Data records
START

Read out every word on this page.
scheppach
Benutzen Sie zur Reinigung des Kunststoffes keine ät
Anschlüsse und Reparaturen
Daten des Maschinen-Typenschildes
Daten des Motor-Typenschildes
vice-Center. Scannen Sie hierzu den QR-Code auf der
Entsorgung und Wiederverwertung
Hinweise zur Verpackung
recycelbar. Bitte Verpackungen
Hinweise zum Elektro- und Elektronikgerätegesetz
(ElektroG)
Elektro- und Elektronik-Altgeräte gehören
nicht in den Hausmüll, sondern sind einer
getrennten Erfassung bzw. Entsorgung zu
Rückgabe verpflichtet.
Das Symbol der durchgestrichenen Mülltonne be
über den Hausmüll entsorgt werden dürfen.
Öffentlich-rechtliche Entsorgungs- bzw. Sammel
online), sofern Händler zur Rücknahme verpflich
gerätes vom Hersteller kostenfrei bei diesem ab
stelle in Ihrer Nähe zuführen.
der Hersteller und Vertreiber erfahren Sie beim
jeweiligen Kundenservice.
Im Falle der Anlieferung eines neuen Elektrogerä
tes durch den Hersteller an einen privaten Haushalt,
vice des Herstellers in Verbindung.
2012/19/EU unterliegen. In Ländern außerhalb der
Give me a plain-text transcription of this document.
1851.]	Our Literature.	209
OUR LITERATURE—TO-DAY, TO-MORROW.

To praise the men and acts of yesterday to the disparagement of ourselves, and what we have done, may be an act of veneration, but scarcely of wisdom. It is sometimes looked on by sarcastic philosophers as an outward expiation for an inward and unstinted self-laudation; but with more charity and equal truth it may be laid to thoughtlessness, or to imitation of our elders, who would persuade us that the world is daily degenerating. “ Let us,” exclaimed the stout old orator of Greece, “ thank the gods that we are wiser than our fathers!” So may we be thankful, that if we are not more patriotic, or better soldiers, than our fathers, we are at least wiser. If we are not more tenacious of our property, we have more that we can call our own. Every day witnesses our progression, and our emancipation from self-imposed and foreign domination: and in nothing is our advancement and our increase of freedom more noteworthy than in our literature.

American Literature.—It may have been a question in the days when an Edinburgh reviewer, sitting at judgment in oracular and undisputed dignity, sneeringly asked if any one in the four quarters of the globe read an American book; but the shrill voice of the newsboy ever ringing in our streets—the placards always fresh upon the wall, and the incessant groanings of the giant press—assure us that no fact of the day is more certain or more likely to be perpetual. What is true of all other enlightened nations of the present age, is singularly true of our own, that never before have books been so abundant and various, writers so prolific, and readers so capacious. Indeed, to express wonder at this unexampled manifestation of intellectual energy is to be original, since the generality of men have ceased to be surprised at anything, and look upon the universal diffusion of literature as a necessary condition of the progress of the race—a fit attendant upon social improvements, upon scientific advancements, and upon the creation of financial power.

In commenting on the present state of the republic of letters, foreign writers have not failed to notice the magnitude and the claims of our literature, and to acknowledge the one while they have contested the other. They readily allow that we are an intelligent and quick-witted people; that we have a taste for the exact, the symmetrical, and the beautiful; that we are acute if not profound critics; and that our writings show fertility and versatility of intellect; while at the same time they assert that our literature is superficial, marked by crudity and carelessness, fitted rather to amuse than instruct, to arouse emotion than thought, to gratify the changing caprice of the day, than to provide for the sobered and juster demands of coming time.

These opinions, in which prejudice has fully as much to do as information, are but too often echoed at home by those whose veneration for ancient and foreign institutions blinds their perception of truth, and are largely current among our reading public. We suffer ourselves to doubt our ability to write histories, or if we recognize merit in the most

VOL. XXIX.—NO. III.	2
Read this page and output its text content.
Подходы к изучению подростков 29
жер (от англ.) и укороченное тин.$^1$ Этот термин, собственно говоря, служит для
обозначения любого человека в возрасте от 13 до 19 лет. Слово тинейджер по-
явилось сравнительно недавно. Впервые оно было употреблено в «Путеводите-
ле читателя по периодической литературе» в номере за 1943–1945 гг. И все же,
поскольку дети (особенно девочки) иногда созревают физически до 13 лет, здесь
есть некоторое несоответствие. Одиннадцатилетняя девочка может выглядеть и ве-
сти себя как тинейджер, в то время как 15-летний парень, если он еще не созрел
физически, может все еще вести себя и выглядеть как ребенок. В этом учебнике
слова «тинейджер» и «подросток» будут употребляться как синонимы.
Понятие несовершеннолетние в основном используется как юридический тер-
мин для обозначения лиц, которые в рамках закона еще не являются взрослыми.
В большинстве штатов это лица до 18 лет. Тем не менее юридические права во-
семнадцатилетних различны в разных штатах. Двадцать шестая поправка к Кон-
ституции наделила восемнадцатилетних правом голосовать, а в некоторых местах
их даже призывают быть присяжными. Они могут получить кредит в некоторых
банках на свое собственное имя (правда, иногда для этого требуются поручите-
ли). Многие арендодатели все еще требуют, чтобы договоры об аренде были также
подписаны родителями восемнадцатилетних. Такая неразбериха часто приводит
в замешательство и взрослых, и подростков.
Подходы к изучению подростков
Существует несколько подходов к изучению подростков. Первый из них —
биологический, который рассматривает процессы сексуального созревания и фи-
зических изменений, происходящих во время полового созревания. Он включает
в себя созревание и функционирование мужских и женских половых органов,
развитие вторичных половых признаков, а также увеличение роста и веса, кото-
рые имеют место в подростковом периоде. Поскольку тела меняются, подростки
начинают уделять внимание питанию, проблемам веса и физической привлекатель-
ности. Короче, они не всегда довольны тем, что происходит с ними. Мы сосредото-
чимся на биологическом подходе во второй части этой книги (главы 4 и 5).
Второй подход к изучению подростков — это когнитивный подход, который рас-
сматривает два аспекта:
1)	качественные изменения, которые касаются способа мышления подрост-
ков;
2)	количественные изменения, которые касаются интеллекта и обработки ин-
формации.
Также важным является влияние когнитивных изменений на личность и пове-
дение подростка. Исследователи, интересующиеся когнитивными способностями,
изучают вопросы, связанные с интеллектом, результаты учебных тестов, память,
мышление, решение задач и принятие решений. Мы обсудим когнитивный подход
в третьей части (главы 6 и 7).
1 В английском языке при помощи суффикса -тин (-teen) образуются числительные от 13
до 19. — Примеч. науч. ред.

END

** YOUR INSTRUCTIONS **
Copy out each line of the records that holds the string "который".

** CORRECT ANSWER **
биологический, который рассматривает процессы сексуального созревания и фи-
Второй подход к изучению подростков — это когнитивный подход, который рас-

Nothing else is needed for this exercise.